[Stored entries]
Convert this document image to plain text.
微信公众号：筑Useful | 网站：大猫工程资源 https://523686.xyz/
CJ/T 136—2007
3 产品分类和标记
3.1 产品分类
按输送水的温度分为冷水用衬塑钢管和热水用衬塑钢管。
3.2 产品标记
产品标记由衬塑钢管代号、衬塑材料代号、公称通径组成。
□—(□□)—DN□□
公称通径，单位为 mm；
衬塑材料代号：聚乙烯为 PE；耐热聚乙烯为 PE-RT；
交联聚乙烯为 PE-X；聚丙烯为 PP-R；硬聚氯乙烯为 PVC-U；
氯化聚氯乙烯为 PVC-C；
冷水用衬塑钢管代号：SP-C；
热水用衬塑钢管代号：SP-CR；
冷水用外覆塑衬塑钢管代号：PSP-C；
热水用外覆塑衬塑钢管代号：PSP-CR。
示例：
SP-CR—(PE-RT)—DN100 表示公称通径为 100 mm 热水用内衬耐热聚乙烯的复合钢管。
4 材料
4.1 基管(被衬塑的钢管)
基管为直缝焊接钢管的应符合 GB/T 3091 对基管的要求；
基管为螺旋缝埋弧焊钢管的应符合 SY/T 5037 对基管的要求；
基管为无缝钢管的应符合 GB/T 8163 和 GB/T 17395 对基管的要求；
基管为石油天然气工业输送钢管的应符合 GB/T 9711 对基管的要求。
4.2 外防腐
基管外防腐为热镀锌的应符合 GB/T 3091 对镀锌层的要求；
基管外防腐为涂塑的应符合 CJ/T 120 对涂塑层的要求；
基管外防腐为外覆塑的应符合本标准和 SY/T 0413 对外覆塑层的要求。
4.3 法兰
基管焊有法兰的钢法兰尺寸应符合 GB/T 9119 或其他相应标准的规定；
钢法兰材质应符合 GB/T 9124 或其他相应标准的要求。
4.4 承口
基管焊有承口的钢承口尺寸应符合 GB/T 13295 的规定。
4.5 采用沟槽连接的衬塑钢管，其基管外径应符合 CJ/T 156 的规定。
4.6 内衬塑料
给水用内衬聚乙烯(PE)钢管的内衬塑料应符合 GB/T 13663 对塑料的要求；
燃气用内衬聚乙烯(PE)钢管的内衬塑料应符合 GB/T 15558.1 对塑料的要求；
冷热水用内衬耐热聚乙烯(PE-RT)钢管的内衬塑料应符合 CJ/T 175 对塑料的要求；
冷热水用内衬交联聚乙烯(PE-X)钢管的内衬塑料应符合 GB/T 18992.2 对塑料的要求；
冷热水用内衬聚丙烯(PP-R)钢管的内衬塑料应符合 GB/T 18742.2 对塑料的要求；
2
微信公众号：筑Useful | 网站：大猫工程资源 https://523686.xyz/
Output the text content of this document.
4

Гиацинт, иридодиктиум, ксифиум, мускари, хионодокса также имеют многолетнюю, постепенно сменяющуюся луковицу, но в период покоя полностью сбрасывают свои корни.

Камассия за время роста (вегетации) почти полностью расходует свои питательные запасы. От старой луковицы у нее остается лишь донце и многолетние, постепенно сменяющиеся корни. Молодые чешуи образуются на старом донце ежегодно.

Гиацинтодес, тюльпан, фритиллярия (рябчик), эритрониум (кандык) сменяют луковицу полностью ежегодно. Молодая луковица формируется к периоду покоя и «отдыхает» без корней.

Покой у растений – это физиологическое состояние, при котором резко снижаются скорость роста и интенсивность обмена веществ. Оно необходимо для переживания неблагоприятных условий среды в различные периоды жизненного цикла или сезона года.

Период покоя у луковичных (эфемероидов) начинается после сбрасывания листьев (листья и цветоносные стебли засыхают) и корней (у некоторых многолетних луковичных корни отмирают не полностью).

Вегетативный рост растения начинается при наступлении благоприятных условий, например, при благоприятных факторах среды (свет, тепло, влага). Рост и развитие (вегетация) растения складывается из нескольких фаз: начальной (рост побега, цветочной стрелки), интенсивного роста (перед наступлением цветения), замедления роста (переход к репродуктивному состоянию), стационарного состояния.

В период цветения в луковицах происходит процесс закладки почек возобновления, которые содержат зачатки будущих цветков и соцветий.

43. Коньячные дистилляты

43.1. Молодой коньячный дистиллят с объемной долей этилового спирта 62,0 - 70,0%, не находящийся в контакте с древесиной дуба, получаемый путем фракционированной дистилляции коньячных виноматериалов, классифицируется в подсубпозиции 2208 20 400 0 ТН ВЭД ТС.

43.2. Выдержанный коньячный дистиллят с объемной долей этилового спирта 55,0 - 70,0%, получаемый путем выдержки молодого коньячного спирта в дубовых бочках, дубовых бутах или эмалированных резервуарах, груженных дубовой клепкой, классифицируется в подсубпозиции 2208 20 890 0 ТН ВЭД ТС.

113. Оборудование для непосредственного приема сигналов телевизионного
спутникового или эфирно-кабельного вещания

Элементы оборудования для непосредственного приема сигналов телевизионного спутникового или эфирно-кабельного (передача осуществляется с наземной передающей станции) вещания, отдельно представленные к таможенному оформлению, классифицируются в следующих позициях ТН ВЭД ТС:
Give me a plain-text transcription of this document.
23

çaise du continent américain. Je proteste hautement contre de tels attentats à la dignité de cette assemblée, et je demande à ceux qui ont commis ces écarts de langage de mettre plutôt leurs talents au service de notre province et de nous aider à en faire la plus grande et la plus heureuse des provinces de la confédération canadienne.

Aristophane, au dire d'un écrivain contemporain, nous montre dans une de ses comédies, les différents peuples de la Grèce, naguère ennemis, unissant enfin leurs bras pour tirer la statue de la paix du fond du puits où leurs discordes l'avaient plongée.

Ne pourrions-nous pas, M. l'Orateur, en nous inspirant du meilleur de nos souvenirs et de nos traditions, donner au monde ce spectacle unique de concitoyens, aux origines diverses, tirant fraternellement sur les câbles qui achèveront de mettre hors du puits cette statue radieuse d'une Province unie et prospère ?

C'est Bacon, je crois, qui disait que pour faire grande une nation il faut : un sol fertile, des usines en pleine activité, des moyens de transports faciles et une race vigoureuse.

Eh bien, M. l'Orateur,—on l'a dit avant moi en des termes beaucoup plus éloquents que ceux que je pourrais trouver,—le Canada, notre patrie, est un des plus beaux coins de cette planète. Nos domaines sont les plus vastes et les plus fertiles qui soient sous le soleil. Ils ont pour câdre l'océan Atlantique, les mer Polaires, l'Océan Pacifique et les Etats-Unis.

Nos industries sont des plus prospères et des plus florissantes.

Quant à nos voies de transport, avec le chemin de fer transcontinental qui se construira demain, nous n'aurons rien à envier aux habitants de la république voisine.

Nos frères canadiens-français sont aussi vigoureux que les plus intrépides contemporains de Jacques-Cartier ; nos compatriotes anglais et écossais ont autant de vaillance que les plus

WRITTEN INSTRUCTION.
Each line above must be reproduced exactly as it stands.

COMPLETED TASK.
Convert this document image to plain text.
微信公众号：筑Useful | 网站：大猫工程资源 https://523686.xyz/
CJ/T 136—2007
3 产品分类和标记
3.1 产品分类
按输送水的温度分为冷水用衬塑钢管和热水用衬塑钢管。
3.2 产品标记
产品标记由衬塑钢管代号、衬塑材料代号、公称通径组成。
□—(□□)—DN□□
公称通径，单位为 mm；
衬塑材料代号：聚乙烯为 PE；耐热聚乙烯为 PE-RT；
交联聚乙烯为 PE-X；聚丙烯为 PP-R；硬聚氯乙烯为 PVC-U；
氯化聚氯乙烯为 PVC-C；
冷水用衬塑钢管代号：SP-C；
热水用衬塑钢管代号：SP-CR；
冷水用外覆塑衬塑钢管代号：PSP-C；
热水用外覆塑衬塑钢管代号：PSP-CR。
示例：
SP-CR—(PE-RT)—DN100 表示公称通径为 100 mm 热水用内衬耐热聚乙烯的复合钢管。
4 材料
4.1 基管(被衬塑的钢管)
基管为直缝焊接钢管的应符合 GB/T 3091 对基管的要求；
基管为螺旋缝埋弧焊钢管的应符合 SY/T 5037 对基管的要求；
基管为无缝钢管的应符合 GB/T 8163 和 GB/T 17395 对基管的要求；
基管为石油天然气工业输送钢管的应符合 GB/T 9711 对基管的要求。
4.2 外防腐
基管外防腐为热镀锌的应符合 GB/T 3091 对镀锌层的要求；
基管外防腐为涂塑的应符合 CJ/T 120 对涂塑层的要求；
基管外防腐为外覆塑的应符合本标准和 SY/T 0413 对外覆塑层的要求。
4.3 法兰
基管焊有法兰的钢法兰尺寸应符合 GB/T 9119 或其他相应标准的规定；
钢法兰材质应符合 GB/T 9124 或其他相应标准的要求。
4.4 承口
基管焊有承口的钢承口尺寸应符合 GB/T 13295 的规定。
4.5 采用沟槽连接的衬塑钢管，其基管外径应符合 CJ/T 156 的规定。
4.6 内衬塑料
给水用内衬聚乙烯(PE)钢管的内衬塑料应符合 GB/T 13663 对塑料的要求；
燃气用内衬聚乙烯(PE)钢管的内衬塑料应符合 GB/T 15558.1 对塑料的要求；
冷热水用内衬耐热聚乙烯(PE-RT)钢管的内衬塑料应符合 CJ/T 175 对塑料的要求；
冷热水用内衬交联聚乙烯(PE-X)钢管的内衬塑料应符合 GB/T 18992.2 对塑料的要求；
冷热水用内衬聚丙烯(PP-R)钢管的内衬塑料应符合 GB/T 18742.2 对塑料的要求；
2
微信公众号：筑Useful | 网站：大猫工程资源 https://523686.xyz/
Output the text content of this document.
4

Гиацинт, иридодиктиум, ксифиум, мускари, хионодокса также имеют многолетнюю, постепенно сменяющуюся луковицу, но в период покоя полностью сбрасывают свои корни.

Камассия за время роста (вегетации) почти полностью расходует свои питательные запасы. От старой луковицы у нее остается лишь донце и многолетние, постепенно сменяющиеся корни. Молодые чешуи образуются на старом донце ежегодно.

Гиацинтодес, тюльпан, фритиллярия (рябчик), эритрониум (кандык) сменяют луковицу полностью ежегодно. Молодая луковица формируется к периоду покоя и «отдыхает» без корней.

Покой у растений – это физиологическое состояние, при котором резко снижаются скорость роста и интенсивность обмена веществ. Оно необходимо для переживания неблагоприятных условий среды в различные периоды жизненного цикла или сезона года.

Период покоя у луковичных (эфемероидов) начинается после сбрасывания листьев (листья и цветоносные стебли засыхают) и корней (у некоторых многолетних луковичных корни отмирают не полностью).

Вегетативный рост растения начинается при наступлении благоприятных условий, например, при благоприятных факторах среды (свет, тепло, влага). Рост и развитие (вегетация) растения складывается из нескольких фаз: начальной (рост побега, цветочной стрелки), интенсивного роста (перед наступлением цветения), замедления роста (переход к репродуктивному состоянию), стационарного состояния.

В период цветения в луковицах происходит процесс закладки почек возобновления, которые содержат зачатки будущих цветков и соцветий.

43. Коньячные дистилляты

43.1. Молодой коньячный дистиллят с объемной долей этилового спирта 62,0 - 70,0%, не находящийся в контакте с древесиной дуба, получаемый путем фракционированной дистилляции коньячных виноматериалов, классифицируется в подсубпозиции 2208 20 400 0 ТН ВЭД ТС.

43.2. Выдержанный коньячный дистиллят с объемной долей этилового спирта 55,0 - 70,0%, получаемый путем выдержки молодого коньячного спирта в дубовых бочках, дубовых бутах или эмалированных резервуарах, груженных дубовой клепкой, классифицируется в подсубпозиции 2208 20 890 0 ТН ВЭД ТС.

113. Оборудование для непосредственного приема сигналов телевизионного
спутникового или эфирно-кабельного вещания

Элементы оборудования для непосредственного приема сигналов телевизионного спутникового или эфирно-кабельного (передача осуществляется с наземной передающей станции) вещания, отдельно представленные к таможенному оформлению, классифицируются в следующих позициях ТН ВЭД ТС:
Give me a plain-text transcription of this document.
23

çaise du continent américain. Je proteste hautement contre de tels attentats à la dignité de cette assemblée, et je demande à ceux qui ont commis ces écarts de langage de mettre plutôt leurs talents au service de notre province et de nous aider à en faire la plus grande et la plus heureuse des provinces de la confédération canadienne.

Aristophane, au dire d'un écrivain contemporain, nous montre dans une de ses comédies, les différents peuples de la Grèce, naguère ennemis, unissant enfin leurs bras pour tirer la statue de la paix du fond du puits où leurs discordes l'avaient plongée.

Ne pourrions-nous pas, M. l'Orateur, en nous inspirant du meilleur de nos souvenirs et de nos traditions, donner au monde ce spectacle unique de concitoyens, aux origines diverses, tirant fraternellement sur les câbles qui achèveront de mettre hors du puits cette statue radieuse d'une Province unie et prospère ?

C'est Bacon, je crois, qui disait que pour faire grande une nation il faut : un sol fertile, des usines en pleine activité, des moyens de transports faciles et une race vigoureuse.

Eh bien, M. l'Orateur,—on l'a dit avant moi en des termes beaucoup plus éloquents que ceux que je pourrais trouver,—le Canada, notre patrie, est un des plus beaux coins de cette planète. Nos domaines sont les plus vastes et les plus fertiles qui soient sous le soleil. Ils ont pour câdre l'océan Atlantique, les mer Polaires, l'Océan Pacifique et les Etats-Unis.

Nos industries sont des plus prospères et des plus florissantes.

Quant à nos voies de transport, avec le chemin de fer transcontinental qui se construira demain, nous n'aurons rien à envier aux habitants de la république voisine.

Nos frères canadiens-français sont aussi vigoureux que les plus intrépides contemporains de Jacques-Cartier ; nos compatriotes anglais et écossais ont autant de vaillance que les plus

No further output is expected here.